» **CHALLENGE**
Reproduce the lines verbatim, from the first line through the line containing "review-text: It came", including both.

[Dataset items]
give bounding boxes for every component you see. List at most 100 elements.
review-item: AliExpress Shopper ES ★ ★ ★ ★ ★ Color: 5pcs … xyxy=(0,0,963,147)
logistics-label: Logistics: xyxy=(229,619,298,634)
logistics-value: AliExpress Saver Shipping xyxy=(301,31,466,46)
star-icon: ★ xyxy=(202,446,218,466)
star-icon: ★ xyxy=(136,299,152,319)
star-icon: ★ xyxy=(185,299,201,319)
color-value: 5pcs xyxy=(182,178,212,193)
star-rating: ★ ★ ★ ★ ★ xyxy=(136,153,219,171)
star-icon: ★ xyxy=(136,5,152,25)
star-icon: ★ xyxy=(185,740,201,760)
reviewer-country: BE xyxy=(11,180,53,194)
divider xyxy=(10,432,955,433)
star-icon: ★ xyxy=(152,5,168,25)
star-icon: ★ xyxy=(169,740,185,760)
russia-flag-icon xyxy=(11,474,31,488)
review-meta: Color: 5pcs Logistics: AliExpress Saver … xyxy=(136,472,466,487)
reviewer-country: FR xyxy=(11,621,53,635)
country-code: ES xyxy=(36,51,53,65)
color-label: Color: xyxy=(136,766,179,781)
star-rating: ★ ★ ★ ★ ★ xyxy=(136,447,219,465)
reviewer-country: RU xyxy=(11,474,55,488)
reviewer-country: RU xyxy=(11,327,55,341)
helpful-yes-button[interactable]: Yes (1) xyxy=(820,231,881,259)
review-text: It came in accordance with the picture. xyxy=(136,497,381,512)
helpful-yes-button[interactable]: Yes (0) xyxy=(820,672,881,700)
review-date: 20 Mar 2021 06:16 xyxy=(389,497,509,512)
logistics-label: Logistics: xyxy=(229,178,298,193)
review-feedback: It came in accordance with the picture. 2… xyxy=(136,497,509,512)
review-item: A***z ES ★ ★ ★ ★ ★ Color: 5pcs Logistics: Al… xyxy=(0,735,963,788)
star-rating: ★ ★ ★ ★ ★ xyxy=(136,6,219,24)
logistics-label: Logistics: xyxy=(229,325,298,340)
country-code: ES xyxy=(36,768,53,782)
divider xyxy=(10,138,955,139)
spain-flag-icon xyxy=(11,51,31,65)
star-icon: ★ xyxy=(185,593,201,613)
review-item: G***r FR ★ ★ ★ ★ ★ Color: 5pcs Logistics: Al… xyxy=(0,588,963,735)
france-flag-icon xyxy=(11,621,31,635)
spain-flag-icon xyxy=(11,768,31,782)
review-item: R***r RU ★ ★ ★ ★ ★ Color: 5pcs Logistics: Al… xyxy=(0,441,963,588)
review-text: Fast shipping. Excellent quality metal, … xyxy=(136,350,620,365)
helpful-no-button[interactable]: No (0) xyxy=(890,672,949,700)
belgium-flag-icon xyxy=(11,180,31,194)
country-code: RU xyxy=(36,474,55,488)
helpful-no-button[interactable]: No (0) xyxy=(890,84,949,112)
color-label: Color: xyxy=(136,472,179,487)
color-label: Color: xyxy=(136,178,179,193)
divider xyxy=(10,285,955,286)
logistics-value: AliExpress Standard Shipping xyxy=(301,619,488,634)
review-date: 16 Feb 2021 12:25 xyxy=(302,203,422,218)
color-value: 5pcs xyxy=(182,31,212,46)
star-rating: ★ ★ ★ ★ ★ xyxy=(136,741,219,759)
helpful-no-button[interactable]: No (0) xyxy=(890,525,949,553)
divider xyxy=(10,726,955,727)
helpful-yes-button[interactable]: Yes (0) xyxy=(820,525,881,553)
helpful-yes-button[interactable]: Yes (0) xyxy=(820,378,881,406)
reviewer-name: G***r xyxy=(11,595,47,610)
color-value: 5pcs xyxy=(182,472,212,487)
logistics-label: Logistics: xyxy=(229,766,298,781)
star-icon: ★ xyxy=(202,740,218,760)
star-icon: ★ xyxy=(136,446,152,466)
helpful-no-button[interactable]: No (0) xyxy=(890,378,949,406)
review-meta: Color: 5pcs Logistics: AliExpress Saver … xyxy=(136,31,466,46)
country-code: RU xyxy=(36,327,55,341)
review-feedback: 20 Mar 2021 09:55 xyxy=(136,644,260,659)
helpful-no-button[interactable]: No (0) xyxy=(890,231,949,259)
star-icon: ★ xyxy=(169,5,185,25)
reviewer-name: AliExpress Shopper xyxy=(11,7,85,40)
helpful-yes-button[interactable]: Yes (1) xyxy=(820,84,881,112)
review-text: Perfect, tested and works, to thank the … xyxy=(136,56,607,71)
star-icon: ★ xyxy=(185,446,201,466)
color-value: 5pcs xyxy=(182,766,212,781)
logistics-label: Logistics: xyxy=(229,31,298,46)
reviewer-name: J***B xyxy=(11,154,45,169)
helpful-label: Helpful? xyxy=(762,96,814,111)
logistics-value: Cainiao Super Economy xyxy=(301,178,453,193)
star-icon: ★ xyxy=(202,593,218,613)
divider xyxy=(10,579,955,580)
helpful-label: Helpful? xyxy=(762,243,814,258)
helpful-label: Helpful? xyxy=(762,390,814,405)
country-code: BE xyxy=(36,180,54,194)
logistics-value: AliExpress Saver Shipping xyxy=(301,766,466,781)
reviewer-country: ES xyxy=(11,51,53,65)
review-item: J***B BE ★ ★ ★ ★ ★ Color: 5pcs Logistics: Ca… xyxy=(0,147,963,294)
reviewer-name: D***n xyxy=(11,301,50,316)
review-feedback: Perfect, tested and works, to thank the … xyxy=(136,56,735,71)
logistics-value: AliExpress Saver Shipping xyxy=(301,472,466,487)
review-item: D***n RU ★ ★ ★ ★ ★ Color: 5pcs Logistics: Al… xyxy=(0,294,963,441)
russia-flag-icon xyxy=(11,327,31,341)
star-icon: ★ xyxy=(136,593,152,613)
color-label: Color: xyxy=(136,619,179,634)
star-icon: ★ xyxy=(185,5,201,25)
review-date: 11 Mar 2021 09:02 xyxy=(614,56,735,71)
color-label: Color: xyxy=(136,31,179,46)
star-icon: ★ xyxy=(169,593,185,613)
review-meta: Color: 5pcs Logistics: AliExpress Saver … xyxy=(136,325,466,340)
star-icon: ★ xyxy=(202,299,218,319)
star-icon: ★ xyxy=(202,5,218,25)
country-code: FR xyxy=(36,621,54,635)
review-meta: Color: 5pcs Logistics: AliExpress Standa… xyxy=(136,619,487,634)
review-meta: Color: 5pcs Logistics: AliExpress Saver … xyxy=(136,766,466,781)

» **RESULT BELOW**
give bounding boxes for every component you see. List at most 100 elements.
review-item: AliExpress Shopper ES ★ ★ ★ ★ ★ Color: 5pcs … xyxy=(0,0,963,147)
logistics-label: Logistics: xyxy=(229,619,298,634)
logistics-value: AliExpress Saver Shipping xyxy=(301,31,466,46)
star-icon: ★ xyxy=(202,446,218,466)
star-icon: ★ xyxy=(136,299,152,319)
star-icon: ★ xyxy=(185,299,201,319)
color-value: 5pcs xyxy=(182,178,212,193)
star-rating: ★ ★ ★ ★ ★ xyxy=(136,153,219,171)
star-icon: ★ xyxy=(136,5,152,25)
star-icon: ★ xyxy=(185,740,201,760)
reviewer-country: BE xyxy=(11,180,53,194)
divider xyxy=(10,432,955,433)
star-icon: ★ xyxy=(152,5,168,25)
star-icon: ★ xyxy=(169,740,185,760)
russia-flag-icon xyxy=(11,474,31,488)
review-meta: Color: 5pcs Logistics: AliExpress Saver … xyxy=(136,472,466,487)
reviewer-country: FR xyxy=(11,621,53,635)
country-code: ES xyxy=(36,51,53,65)
color-label: Color: xyxy=(136,766,179,781)
star-rating: ★ ★ ★ ★ ★ xyxy=(136,447,219,465)
reviewer-country: RU xyxy=(11,474,55,488)
reviewer-country: RU xyxy=(11,327,55,341)
helpful-yes-button[interactable]: Yes (1) xyxy=(820,231,881,259)
review-text: It came in accordance with the picture. xyxy=(136,497,381,512)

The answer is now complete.